----- Supplied data

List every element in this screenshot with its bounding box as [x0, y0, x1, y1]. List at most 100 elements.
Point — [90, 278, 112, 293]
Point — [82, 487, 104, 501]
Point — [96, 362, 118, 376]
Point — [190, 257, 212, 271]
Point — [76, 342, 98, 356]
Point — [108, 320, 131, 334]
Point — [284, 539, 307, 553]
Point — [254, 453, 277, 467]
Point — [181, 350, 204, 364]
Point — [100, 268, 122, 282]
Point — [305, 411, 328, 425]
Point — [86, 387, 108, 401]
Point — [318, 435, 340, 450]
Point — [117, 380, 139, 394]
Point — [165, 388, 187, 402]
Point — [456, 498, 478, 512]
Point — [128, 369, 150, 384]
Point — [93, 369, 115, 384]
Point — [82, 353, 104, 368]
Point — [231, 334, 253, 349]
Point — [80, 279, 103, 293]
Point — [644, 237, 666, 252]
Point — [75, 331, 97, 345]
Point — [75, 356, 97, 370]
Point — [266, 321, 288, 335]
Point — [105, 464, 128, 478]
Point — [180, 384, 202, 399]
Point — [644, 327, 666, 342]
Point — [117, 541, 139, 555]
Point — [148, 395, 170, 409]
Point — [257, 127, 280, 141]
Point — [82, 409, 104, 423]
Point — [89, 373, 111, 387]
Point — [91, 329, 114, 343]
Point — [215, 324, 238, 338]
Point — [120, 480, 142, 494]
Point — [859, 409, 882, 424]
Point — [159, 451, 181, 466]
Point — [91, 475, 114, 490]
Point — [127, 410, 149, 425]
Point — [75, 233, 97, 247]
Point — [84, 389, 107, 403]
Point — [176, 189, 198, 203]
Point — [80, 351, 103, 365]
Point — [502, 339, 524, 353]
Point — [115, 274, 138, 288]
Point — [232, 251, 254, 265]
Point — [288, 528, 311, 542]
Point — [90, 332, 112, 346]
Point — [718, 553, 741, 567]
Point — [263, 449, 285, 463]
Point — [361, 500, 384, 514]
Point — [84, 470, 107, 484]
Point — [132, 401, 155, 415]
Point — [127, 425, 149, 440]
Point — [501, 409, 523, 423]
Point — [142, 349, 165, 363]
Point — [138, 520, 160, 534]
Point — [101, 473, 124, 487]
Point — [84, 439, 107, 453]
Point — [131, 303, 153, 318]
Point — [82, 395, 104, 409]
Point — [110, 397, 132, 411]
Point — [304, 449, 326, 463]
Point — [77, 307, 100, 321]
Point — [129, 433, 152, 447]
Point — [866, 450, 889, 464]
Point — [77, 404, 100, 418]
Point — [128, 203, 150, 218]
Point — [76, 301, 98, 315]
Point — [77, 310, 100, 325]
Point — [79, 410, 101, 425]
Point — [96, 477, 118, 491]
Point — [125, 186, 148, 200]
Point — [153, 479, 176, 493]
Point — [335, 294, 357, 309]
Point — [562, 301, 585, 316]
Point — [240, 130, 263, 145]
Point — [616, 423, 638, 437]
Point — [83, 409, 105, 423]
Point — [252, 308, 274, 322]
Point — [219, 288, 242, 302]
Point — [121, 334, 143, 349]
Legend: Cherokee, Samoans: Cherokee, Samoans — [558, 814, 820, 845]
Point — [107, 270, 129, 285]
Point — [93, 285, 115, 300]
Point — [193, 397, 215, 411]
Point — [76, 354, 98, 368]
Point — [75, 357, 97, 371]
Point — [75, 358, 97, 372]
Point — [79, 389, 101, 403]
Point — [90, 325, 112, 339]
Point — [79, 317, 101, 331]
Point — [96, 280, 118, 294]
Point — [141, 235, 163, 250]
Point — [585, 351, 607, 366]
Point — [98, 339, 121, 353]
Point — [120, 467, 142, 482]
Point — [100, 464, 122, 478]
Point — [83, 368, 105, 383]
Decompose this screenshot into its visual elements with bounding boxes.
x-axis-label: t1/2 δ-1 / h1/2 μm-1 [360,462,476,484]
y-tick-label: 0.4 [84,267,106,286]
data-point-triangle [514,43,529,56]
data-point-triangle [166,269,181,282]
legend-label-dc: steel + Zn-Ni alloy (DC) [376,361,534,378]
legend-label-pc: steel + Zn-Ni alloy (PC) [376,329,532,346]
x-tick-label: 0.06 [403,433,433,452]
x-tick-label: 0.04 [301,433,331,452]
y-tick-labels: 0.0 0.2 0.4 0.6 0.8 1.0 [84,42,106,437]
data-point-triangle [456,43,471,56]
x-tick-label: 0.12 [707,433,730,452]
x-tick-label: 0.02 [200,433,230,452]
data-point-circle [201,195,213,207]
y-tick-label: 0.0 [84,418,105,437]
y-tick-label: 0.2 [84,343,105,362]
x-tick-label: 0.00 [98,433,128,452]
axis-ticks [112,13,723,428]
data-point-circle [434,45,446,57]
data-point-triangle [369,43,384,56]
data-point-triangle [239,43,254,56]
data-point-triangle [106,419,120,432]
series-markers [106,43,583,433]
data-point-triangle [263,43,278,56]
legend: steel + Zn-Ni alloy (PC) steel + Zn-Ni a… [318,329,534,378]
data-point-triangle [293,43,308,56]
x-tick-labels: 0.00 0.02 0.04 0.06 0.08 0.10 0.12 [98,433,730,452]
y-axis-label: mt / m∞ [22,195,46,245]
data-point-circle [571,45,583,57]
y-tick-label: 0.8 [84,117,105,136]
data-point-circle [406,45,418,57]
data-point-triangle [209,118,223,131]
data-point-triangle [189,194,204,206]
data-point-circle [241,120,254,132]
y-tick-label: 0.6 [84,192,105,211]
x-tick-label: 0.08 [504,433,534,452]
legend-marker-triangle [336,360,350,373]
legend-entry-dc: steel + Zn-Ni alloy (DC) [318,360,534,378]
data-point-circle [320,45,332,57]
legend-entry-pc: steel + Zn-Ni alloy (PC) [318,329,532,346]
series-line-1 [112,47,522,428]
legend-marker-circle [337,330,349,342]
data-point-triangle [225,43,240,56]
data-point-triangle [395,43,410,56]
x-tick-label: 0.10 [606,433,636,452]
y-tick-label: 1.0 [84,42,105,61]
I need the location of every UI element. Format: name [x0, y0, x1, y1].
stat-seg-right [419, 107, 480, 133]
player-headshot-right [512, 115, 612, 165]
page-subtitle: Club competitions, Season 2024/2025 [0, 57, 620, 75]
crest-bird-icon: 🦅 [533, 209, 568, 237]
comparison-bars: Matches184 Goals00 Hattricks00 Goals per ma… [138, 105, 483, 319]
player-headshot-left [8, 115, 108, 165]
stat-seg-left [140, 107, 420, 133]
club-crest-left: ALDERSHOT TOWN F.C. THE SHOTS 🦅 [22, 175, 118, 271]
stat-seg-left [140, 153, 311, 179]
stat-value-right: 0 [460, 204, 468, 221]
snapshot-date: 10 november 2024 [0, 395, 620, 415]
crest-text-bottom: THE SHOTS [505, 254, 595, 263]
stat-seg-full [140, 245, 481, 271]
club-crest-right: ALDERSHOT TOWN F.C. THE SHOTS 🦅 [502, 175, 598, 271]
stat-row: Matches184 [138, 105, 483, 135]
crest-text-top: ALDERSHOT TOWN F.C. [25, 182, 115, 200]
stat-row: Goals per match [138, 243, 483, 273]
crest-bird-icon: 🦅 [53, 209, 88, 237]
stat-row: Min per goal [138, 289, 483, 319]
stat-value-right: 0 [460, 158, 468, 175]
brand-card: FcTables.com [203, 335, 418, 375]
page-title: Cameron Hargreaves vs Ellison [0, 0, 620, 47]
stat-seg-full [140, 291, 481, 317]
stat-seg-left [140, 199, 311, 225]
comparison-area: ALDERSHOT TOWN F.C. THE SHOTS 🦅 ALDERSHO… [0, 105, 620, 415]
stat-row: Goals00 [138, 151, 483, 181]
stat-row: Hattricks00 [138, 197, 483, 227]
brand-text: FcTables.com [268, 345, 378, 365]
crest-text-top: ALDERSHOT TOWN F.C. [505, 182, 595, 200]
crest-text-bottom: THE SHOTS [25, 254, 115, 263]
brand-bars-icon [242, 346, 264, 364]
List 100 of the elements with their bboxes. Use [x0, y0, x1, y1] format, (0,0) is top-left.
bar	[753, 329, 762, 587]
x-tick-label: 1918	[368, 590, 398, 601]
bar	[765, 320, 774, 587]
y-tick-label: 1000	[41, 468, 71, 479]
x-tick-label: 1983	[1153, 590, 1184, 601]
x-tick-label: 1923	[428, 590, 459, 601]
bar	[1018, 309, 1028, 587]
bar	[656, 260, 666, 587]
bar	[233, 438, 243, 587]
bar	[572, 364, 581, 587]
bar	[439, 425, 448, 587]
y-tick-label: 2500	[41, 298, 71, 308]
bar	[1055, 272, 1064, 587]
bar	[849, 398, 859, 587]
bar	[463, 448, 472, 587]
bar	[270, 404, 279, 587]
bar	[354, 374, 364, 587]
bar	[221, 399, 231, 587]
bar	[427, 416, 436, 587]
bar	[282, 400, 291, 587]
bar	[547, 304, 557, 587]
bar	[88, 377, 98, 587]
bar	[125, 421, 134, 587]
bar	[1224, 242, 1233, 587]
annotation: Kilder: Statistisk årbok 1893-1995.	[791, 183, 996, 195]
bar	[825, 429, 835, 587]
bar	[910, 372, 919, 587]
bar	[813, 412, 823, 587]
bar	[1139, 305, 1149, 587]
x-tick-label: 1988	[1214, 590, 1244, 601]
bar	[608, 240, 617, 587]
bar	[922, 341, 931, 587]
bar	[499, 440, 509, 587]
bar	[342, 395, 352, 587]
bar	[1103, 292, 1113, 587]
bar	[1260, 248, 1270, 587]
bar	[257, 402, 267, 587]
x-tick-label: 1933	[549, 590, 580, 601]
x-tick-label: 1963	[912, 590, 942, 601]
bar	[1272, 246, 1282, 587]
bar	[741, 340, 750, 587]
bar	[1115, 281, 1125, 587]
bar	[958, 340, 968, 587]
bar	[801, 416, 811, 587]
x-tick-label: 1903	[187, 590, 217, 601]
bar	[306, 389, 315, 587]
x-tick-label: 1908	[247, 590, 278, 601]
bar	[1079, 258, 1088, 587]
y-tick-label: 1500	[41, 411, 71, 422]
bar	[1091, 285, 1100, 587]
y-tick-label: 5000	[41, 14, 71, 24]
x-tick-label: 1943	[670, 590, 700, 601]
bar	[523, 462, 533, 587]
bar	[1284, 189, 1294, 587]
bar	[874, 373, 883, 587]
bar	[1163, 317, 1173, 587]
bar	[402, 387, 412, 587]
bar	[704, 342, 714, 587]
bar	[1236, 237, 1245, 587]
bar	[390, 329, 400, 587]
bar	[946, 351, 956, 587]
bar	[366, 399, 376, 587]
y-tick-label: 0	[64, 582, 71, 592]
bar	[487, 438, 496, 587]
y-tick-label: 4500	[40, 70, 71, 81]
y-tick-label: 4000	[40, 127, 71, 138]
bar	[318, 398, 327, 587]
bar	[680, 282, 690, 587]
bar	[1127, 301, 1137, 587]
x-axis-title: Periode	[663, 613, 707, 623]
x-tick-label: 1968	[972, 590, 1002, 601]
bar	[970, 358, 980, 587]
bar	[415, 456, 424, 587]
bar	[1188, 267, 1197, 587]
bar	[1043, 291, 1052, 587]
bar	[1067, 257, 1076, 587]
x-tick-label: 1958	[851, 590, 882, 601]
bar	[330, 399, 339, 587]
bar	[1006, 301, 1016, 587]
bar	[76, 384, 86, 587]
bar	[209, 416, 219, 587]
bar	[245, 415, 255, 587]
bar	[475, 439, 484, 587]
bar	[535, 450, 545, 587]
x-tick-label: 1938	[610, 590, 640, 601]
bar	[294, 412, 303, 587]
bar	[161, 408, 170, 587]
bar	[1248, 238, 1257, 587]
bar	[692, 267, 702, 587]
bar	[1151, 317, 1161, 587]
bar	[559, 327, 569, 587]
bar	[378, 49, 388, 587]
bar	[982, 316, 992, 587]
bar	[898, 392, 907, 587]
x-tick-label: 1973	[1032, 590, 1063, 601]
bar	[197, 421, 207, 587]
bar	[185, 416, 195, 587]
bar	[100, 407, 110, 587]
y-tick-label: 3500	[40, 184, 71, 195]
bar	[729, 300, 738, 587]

----------

Given exercise =>
Reproduce the items verbatim, starting from their first line and ending with the line containing "Point — [215, 324, 238, 338]", both included.

The response =>
List every element in this screenshot with its bounding box as [x0, y0, x1, y1]. List at most 100 elements.
Point — [90, 278, 112, 293]
Point — [82, 487, 104, 501]
Point — [96, 362, 118, 376]
Point — [190, 257, 212, 271]
Point — [76, 342, 98, 356]
Point — [108, 320, 131, 334]
Point — [284, 539, 307, 553]
Point — [254, 453, 277, 467]
Point — [181, 350, 204, 364]
Point — [100, 268, 122, 282]
Point — [305, 411, 328, 425]
Point — [86, 387, 108, 401]
Point — [318, 435, 340, 450]
Point — [117, 380, 139, 394]
Point — [165, 388, 187, 402]
Point — [456, 498, 478, 512]
Point — [128, 369, 150, 384]
Point — [93, 369, 115, 384]
Point — [82, 353, 104, 368]
Point — [231, 334, 253, 349]
Point — [80, 279, 103, 293]
Point — [644, 237, 666, 252]
Point — [75, 331, 97, 345]
Point — [75, 356, 97, 370]
Point — [266, 321, 288, 335]
Point — [105, 464, 128, 478]
Point — [180, 384, 202, 399]
Point — [644, 327, 666, 342]
Point — [117, 541, 139, 555]
Point — [148, 395, 170, 409]
Point — [257, 127, 280, 141]
Point — [82, 409, 104, 423]
Point — [89, 373, 111, 387]
Point — [91, 329, 114, 343]
Point — [215, 324, 238, 338]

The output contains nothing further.